Search the material below for the word "为等差数列" and copy every line in which it occurs.
____ Given records
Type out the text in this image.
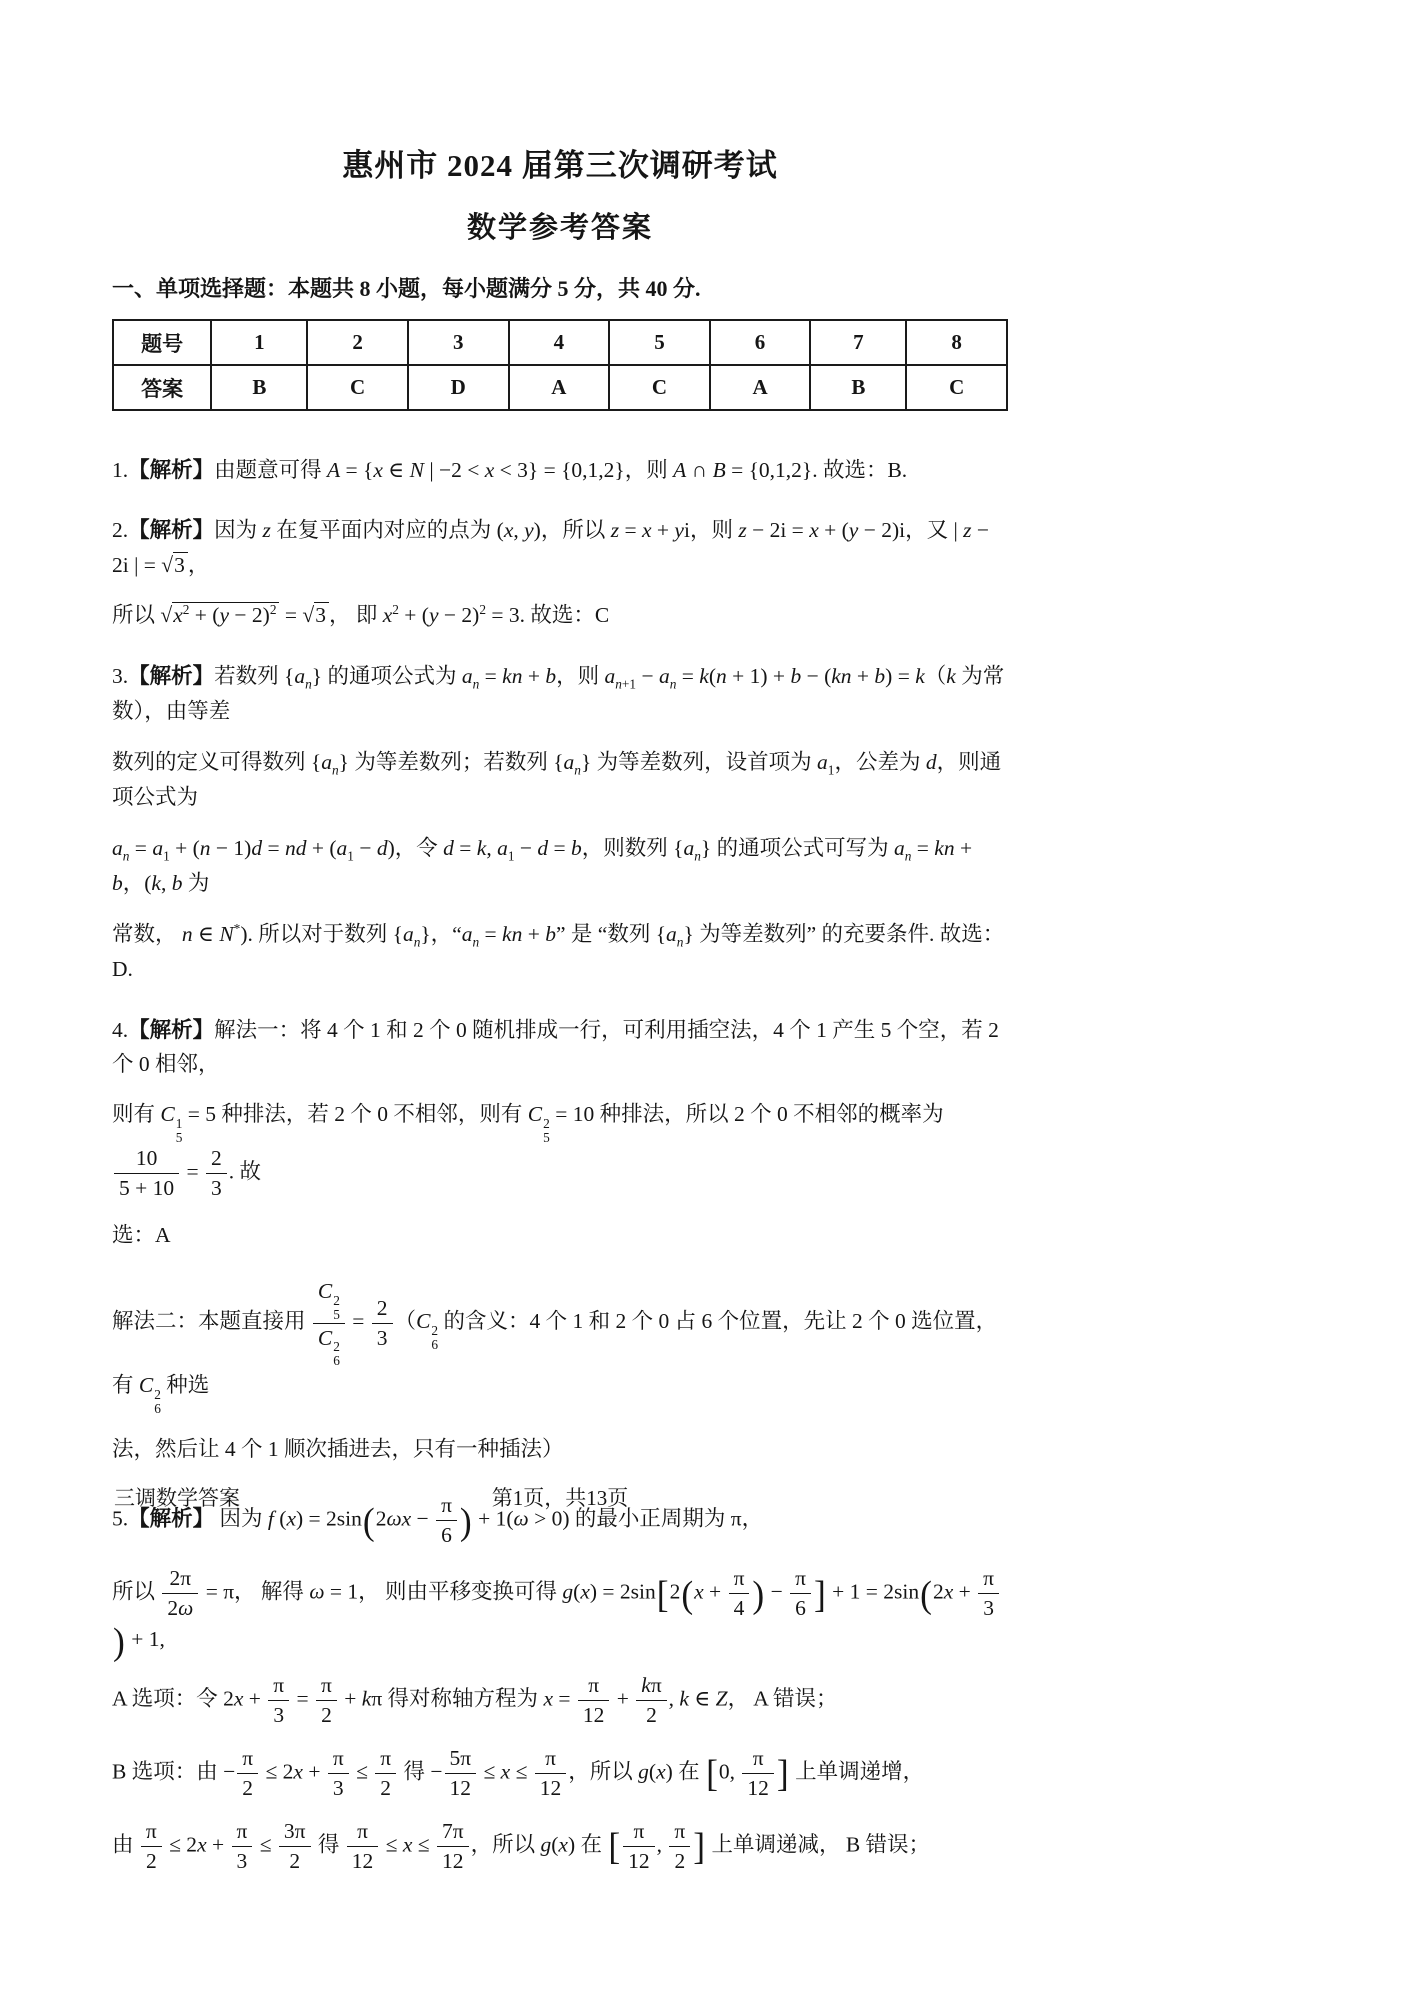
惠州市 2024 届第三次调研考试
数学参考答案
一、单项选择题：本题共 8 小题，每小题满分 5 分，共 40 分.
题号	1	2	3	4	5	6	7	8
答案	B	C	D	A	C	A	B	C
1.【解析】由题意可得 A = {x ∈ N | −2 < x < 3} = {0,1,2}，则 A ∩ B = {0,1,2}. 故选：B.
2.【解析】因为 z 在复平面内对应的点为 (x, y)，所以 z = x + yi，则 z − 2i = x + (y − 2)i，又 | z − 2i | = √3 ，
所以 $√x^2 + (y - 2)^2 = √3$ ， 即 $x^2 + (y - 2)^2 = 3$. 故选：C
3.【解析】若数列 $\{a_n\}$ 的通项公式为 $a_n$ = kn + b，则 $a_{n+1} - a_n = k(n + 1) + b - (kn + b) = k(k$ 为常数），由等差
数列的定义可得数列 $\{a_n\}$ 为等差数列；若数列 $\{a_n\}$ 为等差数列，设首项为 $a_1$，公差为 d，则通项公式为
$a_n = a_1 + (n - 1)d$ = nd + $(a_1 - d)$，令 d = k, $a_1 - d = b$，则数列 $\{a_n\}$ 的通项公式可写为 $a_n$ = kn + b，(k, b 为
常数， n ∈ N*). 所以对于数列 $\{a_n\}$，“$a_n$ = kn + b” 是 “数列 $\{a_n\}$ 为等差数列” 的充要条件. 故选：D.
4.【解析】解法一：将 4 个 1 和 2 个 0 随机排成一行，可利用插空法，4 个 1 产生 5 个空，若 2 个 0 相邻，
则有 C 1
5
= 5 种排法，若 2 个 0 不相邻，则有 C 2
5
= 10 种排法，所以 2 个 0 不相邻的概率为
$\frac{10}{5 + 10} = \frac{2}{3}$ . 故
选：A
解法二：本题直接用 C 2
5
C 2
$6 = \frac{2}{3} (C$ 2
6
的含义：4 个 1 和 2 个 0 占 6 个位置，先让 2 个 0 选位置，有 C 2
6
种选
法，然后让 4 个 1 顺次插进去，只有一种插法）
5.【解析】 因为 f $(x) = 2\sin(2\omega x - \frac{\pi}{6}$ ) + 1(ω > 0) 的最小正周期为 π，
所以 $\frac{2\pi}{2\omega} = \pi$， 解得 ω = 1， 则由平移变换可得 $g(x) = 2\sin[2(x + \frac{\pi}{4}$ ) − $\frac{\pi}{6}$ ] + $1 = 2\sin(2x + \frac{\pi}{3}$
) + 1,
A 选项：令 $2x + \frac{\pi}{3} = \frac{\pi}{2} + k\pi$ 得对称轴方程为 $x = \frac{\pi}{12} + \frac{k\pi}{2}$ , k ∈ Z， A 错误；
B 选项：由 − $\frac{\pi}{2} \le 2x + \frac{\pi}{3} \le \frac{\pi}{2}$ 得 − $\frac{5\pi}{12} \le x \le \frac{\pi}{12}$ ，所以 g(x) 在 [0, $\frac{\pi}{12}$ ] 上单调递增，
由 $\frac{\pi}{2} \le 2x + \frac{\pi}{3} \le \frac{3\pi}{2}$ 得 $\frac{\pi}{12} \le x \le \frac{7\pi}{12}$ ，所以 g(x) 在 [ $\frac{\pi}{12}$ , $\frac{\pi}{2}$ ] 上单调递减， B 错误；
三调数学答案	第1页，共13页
________
In response =>
数列的定义可得数列 $\{a_n\}$ 为等差数列；若数列 $\{a_n\}$ 为等差数列，设首项为 $a_1$，公差为 d，则通项公式为
常数， n ∈ N*). 所以对于数列 $\{a_n\}$，“$a_n$ = kn + b” 是 “数列 $\{a_n\}$ 为等差数列” 的充要条件. 故选：D.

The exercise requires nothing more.